Instructions for the task: Copy, in full, each line of the material that holds the word "xlabel".

:: Exercise materials

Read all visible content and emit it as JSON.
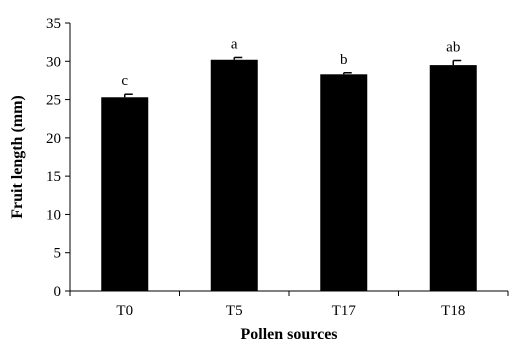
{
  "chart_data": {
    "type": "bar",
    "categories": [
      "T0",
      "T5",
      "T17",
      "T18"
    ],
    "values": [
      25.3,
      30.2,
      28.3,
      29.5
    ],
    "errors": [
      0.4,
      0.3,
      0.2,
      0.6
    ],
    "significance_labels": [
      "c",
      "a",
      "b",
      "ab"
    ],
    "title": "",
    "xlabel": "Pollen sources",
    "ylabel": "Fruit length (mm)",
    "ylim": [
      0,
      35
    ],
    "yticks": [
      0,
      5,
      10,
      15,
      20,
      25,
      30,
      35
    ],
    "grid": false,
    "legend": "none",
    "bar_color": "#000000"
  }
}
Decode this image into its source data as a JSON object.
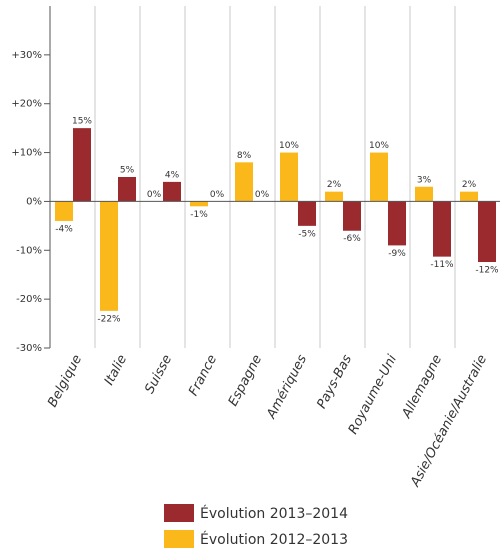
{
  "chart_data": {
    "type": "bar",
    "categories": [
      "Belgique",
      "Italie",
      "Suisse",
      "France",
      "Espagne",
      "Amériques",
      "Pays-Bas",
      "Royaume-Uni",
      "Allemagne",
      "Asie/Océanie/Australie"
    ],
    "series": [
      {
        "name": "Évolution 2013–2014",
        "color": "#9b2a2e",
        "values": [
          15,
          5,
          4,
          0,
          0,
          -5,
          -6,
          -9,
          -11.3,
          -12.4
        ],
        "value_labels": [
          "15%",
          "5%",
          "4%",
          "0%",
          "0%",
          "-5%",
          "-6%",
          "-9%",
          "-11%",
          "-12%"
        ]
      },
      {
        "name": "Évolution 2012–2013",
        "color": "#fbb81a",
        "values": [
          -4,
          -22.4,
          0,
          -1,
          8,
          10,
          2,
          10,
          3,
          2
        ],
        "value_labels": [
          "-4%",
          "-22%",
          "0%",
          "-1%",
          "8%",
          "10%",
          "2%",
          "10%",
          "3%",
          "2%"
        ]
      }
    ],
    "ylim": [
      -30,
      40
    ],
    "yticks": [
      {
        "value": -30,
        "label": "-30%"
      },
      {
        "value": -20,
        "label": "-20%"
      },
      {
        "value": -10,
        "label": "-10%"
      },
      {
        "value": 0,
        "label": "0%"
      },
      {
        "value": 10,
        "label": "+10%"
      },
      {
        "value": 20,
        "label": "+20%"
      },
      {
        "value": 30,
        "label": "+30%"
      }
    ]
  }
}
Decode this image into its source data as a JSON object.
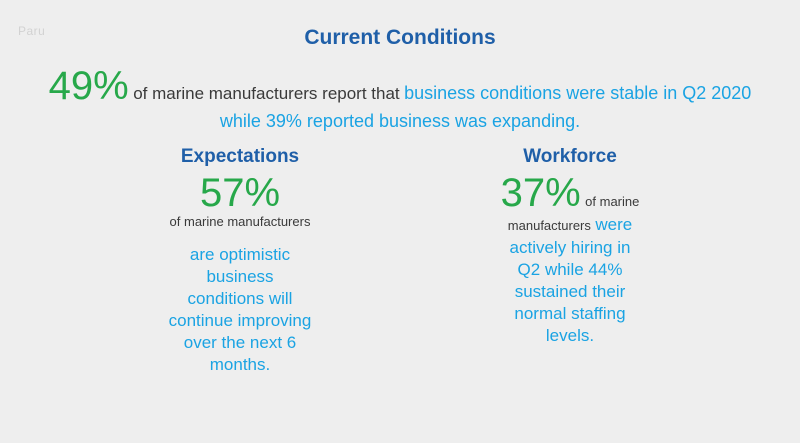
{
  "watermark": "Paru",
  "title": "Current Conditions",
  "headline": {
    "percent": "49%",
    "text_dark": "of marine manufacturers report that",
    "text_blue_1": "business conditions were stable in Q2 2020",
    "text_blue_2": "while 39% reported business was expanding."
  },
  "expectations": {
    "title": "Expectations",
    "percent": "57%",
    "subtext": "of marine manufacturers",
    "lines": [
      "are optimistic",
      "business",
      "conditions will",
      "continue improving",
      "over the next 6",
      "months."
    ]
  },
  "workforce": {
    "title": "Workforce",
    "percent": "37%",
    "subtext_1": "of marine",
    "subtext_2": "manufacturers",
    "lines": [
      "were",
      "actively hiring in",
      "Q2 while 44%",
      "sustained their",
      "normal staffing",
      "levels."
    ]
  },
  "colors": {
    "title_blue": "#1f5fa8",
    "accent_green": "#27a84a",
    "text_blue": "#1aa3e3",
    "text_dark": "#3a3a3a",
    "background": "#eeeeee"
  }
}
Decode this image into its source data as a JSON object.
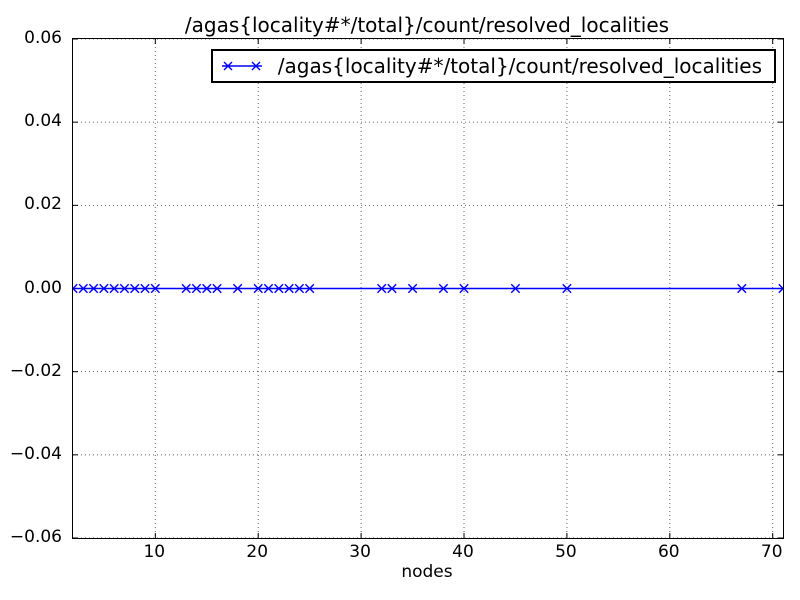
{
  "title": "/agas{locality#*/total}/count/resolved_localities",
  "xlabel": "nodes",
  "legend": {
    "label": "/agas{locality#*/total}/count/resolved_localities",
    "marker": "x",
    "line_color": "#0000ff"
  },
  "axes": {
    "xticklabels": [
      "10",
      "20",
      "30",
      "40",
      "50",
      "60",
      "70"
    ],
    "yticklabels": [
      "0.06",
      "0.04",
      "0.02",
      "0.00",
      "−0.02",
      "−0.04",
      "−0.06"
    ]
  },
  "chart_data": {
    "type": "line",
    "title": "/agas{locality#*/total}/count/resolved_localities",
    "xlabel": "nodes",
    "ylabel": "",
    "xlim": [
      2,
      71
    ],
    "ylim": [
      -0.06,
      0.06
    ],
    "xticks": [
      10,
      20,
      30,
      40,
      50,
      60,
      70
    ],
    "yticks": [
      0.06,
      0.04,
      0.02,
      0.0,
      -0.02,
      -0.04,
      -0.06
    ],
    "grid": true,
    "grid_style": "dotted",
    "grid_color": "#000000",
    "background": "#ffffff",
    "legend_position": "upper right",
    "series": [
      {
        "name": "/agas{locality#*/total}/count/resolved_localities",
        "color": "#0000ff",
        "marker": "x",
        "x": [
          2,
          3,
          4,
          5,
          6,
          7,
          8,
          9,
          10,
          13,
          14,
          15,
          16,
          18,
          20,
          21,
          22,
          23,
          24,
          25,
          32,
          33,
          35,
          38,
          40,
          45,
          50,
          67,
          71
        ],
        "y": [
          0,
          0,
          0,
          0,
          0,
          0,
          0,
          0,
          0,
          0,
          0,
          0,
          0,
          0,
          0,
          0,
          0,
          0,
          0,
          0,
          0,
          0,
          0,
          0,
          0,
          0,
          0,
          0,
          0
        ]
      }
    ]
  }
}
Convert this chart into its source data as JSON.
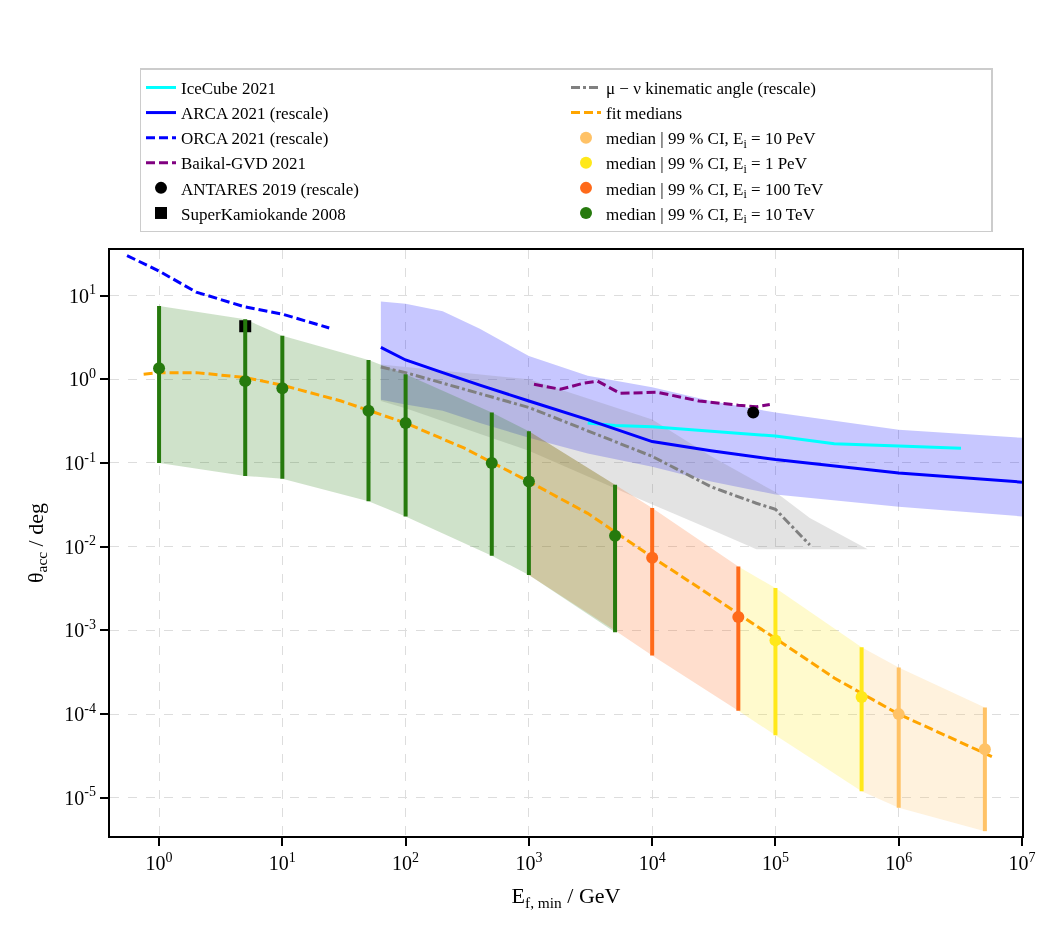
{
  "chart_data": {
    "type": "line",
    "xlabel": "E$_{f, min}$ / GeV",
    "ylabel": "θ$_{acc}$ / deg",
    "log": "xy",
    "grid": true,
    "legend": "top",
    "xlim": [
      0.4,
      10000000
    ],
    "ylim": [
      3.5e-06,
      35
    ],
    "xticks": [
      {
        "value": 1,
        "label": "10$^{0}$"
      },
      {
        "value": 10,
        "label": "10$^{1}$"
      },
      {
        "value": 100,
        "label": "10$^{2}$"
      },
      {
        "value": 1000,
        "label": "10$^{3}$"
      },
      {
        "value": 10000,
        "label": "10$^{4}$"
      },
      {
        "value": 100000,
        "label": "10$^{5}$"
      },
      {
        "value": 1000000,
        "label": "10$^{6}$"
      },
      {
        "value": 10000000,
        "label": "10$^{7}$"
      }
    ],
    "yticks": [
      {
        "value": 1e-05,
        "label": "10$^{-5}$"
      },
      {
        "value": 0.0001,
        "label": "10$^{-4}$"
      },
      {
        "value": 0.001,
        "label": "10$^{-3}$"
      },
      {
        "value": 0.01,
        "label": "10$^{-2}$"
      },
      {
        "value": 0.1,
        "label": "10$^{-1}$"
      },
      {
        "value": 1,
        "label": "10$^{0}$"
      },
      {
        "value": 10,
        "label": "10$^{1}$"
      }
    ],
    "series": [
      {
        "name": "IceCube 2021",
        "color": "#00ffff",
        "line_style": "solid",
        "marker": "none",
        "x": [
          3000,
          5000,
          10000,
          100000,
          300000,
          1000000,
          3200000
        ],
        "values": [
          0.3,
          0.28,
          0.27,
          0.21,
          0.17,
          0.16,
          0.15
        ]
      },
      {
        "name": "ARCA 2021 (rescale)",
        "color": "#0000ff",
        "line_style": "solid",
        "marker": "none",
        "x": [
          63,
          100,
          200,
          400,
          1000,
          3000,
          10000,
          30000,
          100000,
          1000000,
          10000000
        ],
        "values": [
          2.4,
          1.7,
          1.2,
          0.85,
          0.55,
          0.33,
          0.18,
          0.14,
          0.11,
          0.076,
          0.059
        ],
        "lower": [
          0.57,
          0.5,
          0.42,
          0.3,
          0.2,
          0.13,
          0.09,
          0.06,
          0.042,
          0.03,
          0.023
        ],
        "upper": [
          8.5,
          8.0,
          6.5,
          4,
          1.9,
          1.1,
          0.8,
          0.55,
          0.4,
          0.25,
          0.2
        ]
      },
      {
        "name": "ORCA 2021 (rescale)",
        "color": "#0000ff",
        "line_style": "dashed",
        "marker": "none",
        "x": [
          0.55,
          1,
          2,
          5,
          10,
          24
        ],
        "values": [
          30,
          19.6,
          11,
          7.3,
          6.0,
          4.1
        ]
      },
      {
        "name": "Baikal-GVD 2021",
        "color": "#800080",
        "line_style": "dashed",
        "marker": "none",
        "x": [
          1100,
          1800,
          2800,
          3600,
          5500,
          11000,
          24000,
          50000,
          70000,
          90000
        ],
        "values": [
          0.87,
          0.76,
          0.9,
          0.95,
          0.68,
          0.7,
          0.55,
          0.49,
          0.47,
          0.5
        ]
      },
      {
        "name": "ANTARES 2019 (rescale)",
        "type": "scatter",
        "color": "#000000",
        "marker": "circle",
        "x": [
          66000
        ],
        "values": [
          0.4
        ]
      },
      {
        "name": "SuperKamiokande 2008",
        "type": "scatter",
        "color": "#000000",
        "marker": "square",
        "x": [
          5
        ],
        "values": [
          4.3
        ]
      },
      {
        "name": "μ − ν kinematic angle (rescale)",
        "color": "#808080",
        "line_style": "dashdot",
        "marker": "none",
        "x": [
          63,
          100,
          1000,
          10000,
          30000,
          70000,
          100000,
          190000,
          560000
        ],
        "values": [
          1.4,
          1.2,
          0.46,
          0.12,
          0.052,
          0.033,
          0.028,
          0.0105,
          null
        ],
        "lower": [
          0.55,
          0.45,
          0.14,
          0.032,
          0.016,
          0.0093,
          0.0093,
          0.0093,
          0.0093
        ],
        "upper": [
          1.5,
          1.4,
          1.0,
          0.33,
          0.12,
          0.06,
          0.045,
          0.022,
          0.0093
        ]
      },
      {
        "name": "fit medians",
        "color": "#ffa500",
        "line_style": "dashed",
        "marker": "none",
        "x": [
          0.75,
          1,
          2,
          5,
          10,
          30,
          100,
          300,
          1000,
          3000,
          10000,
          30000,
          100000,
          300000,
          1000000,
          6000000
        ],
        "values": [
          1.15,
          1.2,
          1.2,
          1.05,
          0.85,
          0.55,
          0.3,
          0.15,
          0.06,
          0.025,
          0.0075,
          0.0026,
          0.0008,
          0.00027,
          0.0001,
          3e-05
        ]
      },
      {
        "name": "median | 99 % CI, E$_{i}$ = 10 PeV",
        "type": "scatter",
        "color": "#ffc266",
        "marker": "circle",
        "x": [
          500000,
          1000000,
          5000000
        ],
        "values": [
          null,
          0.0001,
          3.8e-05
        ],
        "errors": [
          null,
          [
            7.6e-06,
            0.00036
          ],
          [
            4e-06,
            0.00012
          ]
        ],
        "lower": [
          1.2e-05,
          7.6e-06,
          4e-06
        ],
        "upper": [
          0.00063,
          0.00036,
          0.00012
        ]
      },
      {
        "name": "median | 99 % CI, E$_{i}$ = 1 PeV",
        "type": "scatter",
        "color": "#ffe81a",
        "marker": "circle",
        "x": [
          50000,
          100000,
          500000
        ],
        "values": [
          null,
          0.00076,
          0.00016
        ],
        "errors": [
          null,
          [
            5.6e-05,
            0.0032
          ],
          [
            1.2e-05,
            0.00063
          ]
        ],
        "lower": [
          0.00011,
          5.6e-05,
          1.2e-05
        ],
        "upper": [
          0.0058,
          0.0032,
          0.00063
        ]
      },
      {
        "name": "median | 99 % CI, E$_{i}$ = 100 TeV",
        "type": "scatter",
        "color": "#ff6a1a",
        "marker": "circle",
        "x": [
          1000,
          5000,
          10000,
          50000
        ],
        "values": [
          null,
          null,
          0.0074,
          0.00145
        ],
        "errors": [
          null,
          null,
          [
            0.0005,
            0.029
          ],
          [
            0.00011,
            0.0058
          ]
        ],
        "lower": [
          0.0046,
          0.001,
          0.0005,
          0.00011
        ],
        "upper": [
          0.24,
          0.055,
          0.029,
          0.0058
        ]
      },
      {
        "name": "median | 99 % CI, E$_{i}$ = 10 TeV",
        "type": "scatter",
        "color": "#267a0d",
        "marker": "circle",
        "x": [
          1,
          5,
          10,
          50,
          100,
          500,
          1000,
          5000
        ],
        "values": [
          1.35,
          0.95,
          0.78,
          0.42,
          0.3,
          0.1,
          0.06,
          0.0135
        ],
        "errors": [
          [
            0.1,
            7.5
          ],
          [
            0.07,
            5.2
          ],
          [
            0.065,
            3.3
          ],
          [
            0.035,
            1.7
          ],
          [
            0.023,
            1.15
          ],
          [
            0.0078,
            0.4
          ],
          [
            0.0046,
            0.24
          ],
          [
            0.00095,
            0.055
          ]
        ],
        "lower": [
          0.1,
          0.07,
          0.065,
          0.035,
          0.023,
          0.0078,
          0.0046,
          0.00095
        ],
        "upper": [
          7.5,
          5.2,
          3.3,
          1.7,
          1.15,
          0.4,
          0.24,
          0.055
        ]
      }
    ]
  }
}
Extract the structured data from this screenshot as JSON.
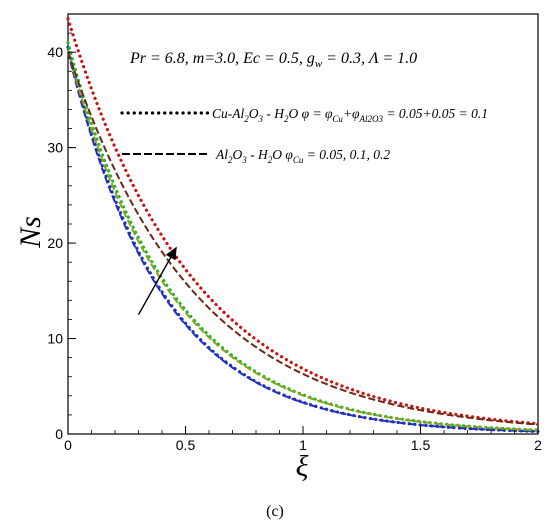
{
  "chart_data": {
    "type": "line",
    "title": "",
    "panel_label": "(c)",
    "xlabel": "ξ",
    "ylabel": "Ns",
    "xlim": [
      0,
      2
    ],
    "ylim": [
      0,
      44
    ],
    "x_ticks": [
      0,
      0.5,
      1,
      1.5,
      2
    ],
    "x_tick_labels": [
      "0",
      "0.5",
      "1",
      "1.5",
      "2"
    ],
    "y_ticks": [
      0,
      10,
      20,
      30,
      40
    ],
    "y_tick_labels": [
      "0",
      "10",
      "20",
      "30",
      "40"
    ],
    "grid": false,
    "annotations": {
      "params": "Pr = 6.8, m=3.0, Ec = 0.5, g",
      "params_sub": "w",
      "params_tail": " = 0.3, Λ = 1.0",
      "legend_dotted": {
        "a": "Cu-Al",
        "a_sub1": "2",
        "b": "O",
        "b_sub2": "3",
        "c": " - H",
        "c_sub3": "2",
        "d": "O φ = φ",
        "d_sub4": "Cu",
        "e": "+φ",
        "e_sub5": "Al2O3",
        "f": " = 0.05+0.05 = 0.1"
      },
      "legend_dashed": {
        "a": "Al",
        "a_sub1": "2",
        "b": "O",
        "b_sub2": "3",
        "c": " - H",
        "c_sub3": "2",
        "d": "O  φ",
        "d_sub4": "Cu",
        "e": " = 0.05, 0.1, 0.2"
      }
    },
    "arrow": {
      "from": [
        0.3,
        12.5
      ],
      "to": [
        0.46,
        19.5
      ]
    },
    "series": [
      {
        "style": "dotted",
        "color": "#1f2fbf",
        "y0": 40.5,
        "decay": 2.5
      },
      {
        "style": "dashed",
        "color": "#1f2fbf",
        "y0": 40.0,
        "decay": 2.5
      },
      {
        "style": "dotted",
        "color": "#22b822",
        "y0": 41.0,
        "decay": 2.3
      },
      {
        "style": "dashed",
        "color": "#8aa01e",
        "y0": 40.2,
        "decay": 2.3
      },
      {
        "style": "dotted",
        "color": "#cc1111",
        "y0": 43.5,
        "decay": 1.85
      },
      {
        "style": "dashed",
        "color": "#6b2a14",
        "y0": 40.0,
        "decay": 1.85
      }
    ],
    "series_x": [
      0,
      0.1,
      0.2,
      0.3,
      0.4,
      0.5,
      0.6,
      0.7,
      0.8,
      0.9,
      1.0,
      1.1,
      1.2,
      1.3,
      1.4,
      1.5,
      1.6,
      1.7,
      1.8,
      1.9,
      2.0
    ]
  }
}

::::

Output below:
    "xlabel": "Pollen sources",
  "xlabel": "nodes",
    "xlabel": "nodes",
    "xlabel": "E$_{f, min}$ / GeV",
    "xlabel": "ξ",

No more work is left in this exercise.